**EXCERPT PROVIDED:**
No problem at all. I wasn’t trying to rip on Englightenment. I think Enlightenment does some very clever things, and it’s fun to see what they’re up to from time to time. If it suits your needs, use it. That’s the beauty of free software.
Good old e. Doing brushed metal before it was cool.
This makes it tempting to try it again. I originally stopped using it because of compatibility issues with new apps.
Yesss!!!
E-16.6 beat Duke Nukem Forever.
There’s still hope for the world.
🙂
I dont get it. I think Enlightenment has an excellent interface. One click-> menu, two clicks->your program starts. No reaching around to find some crappy windoze knockoff start menu. Even configuring menus without auto wasn’t THAT painful. No different than hand editing to get a damn video card driver installed.
I have been using 16.5 for awhile and its ran plenty fast on my 1ghz celeron with 256 mb ram. I dont know, I think people just like to trash on stuff thats different from what they are used to.
Also, the screenshots they had for 17 look awesome. I for one think it will be worth the wait.
This comment just drives me up the wall:
“E is a nice example why people can state that open source isn’t ‘innovative’. The E developers are attempting to revolutionize the GUI. But they can’t release their new stuff (E 0.16.6 is a update of the old stable branch from many years ago) because it’s still pre-alpha quality. Meanwhile GNOME and KDE evolve; mostly implementing proven concepts. Open source can be revolutionary, but people want evolution really.”

**DATA SECTION:**
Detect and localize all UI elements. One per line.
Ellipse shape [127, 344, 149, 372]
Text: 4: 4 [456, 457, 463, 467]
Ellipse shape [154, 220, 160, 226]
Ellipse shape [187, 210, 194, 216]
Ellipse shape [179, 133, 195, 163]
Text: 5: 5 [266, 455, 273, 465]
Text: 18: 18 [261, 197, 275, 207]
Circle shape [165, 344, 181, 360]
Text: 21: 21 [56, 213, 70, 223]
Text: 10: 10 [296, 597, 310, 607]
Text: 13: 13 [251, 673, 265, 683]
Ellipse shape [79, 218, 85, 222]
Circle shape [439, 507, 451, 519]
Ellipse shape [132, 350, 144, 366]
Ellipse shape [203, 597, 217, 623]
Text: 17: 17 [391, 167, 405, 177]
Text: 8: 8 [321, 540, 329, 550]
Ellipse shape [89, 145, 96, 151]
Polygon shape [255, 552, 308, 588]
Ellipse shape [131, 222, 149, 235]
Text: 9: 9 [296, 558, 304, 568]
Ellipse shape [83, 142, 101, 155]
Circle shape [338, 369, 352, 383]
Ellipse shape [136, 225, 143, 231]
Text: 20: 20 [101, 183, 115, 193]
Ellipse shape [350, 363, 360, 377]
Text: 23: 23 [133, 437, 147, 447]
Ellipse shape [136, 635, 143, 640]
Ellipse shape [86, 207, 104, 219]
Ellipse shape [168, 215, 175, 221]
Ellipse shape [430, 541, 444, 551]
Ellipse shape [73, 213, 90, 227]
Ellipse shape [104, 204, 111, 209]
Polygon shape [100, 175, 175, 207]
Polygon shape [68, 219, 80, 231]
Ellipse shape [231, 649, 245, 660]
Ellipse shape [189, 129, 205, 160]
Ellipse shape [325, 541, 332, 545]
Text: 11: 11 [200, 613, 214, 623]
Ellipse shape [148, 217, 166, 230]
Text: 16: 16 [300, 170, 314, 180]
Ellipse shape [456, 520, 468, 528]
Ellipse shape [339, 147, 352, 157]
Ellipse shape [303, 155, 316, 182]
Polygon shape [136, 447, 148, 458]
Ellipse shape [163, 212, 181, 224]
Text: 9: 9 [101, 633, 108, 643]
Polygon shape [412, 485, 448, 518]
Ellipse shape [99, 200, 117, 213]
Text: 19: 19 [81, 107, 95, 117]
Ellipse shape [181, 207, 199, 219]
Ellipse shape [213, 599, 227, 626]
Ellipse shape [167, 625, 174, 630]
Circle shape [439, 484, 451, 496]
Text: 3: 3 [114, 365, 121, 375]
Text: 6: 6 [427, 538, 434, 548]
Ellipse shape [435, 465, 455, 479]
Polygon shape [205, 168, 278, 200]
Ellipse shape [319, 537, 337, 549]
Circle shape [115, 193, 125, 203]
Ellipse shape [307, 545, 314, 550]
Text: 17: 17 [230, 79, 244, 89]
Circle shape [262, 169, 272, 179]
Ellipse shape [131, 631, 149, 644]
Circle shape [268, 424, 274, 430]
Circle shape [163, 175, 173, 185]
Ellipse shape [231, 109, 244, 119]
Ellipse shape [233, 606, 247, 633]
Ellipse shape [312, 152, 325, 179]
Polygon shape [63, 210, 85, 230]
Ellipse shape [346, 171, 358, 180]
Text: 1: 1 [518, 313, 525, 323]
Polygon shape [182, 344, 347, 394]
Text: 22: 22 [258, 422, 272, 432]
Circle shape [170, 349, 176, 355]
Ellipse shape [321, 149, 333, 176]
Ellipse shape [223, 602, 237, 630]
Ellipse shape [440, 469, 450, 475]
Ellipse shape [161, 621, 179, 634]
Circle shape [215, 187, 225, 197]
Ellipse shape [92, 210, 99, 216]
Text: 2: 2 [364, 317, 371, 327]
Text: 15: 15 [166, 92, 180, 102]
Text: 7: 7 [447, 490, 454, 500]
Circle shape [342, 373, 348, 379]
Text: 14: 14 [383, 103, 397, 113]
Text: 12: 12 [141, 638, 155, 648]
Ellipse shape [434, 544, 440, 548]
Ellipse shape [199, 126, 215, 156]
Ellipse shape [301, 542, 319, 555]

**ASSIGNMENT:**
In the comments about Enlightenment, on what hardware did one commenter say version 16.5 ran plenty fast?

**EXPECTED OUTPUT:**
A 1GHz Celeron with 256 MB of RAM.